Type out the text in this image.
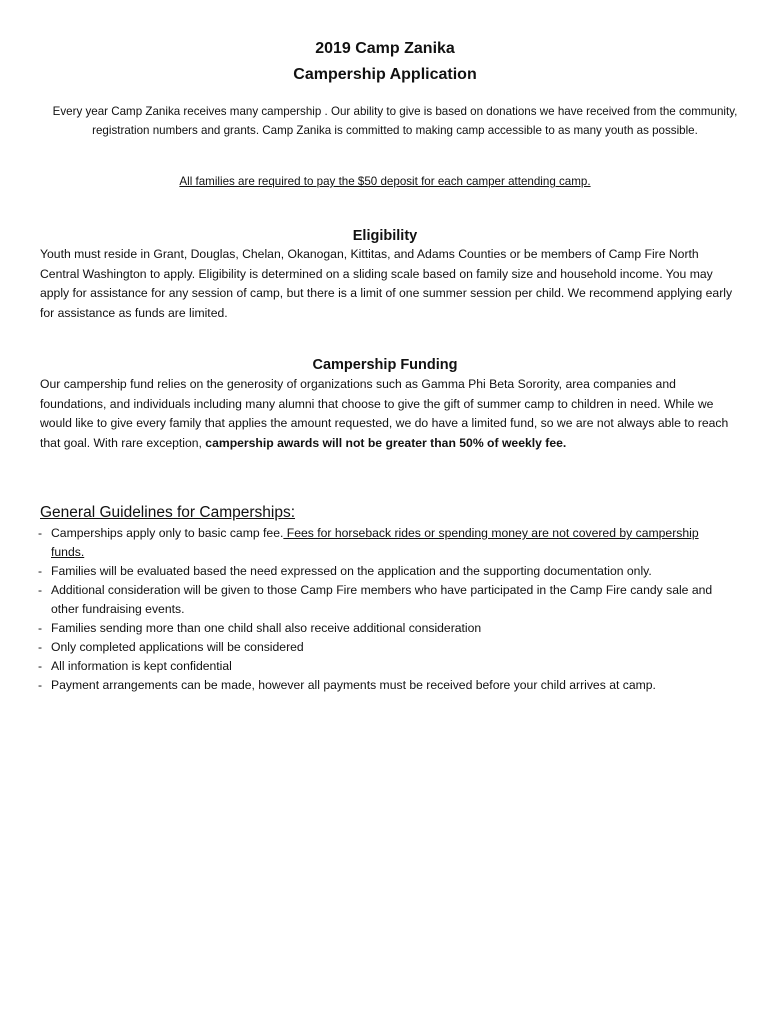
2019 Camp Zanika
Campership Application
Every year Camp Zanika receives many campership . Our ability to give is based on donations we have received from the community, registration numbers and grants. Camp Zanika is committed to making camp accessible to as many youth as possible.
All families are required to pay the $50 deposit for each camper attending camp.
Eligibility
Youth must reside in Grant, Douglas, Chelan, Okanogan, Kittitas, and Adams Counties or be members of Camp Fire North Central Washington to apply. Eligibility is determined on a sliding scale based on family size and household income. You may apply for assistance for any session of camp, but there is a limit of one summer session per child. We recommend applying early for assistance as funds are limited.
Campership Funding
Our campership fund relies on the generosity of organizations such as Gamma Phi Beta Sorority, area companies and foundations, and individuals including many alumni that choose to give the gift of summer camp to children in need. While we would like to give every family that applies the amount requested, we do have a limited fund, so we are not always able to reach that goal. With rare exception, campership awards will not be greater than 50% of weekly fee.
General Guidelines for Camperships:
- Camperships apply only to basic camp fee. Fees for horseback rides or spending money are not covered by campership funds.
- Families will be evaluated based the need expressed on the application and the supporting documentation only.
- Additional consideration will be given to those Camp Fire members who have participated in the Camp Fire candy sale and other fundraising events.
- Families sending more than one child shall also receive additional consideration
- Only completed applications will be considered
- All information is kept confidential
- Payment arrangements can be made, however all payments must be received before your child arrives at camp.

====

● Goal of the exercise
Only lines with the word "Zanika" are wanted, so copy each one from the records.

● Complete output
2019 Camp Zanika
Every year Camp Zanika receives many campership . Our ability to give is based on donations we have received from the community, registration numbers and grants. Camp Zanika is committed to making camp accessible to as many youth as possible.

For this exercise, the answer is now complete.